Exercise details: What is the count of lines that hold the word "испытуемых"? Give only the number.

[Collected data entries]
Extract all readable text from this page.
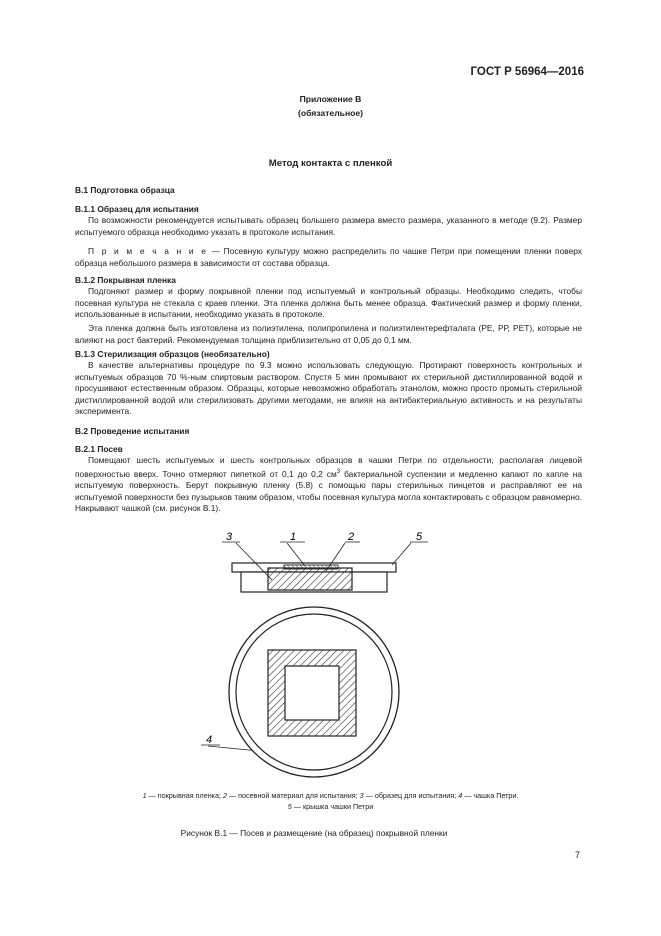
ГОСТ Р 56964—2016
Приложение В
(обязательное)
Метод контакта с пленкой
В.1 Подготовка образца
В.1.1 Образец для испытания

По возможности рекомендуется испытывать образец большего размера вместо размера, указанного в методе (9.2). Размер испытуемого образца необходимо указать в протоколе испытания.

П р и м е ч а н и е — Посевную культуру можно распределить по чашке Петри при помещении пленки поверх образца небольшого размера в зависимости от состава образца.

В.1.2 Покрывная пленка

Подгоняют размер и форму покрывной пленки под испытуемый и контрольный образцы. Необходимо следить, чтобы посевная культура не стекала с краев пленки. Эта пленка должна быть менее образца. Фактический размер и форму пленки, использованные в испытании, необходимо указать в протоколе.

Эта пленка должна быть изготовлена из полиэтилена, полипропилена и полиэтилентерефталата (РЕ, РР, РЕТ), которые не влияют на рост бактерий. Рекомендуемая толщина приблизительно от 0,05 до 0,1 мм.

В.1.3 Стерилизация образцов (необязательно)

В качестве альтернативы процедуре по 9.3 можно использовать следующую. Протирают поверхность контрольных и испытуемых образцов 70 %-ным спиртовым раствором. Спустя 5 мин промывают их стерильной дистиллированной водой и просушивают естественным образом. Образцы, которые невозможно обработать этанолом, можно просто промыть стерильной дистиллированной водой или стерилизовать другими методами, не влияя на антибактериальную активность и на результаты эксперимента.

В.2 Проведение испытания
В.2.1 Посев

Помещают шесть испытуемых и шесть контрольных образцов в чашки Петри по отдельности, располагая лицевой поверхностью вверх. Точно отмеряют пипеткой от 0,1 до 0,2 $см^3$ бактериальной суспензии и медленно капают по капле на испытуемую поверхность. Берут покрывную пленку (5.8) с помощью пары стерильных пинцетов и расправляют ее на испытуемой поверхности без пузырьков таким образом, чтобы посевная культура могла контактировать с образцом равномерно. Накрывают чашкой (см. рисунок В.1).

3	1	2	5
4
1 — покрывная пленка; 2 — посевной материал для испытания; 3 — образец для испытания; 4 — чашка Петри.
5 — крышка чашки Петри
Рисунок В.1 — Посев и размещение (на образец) покрывной пленки
7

Answer: 2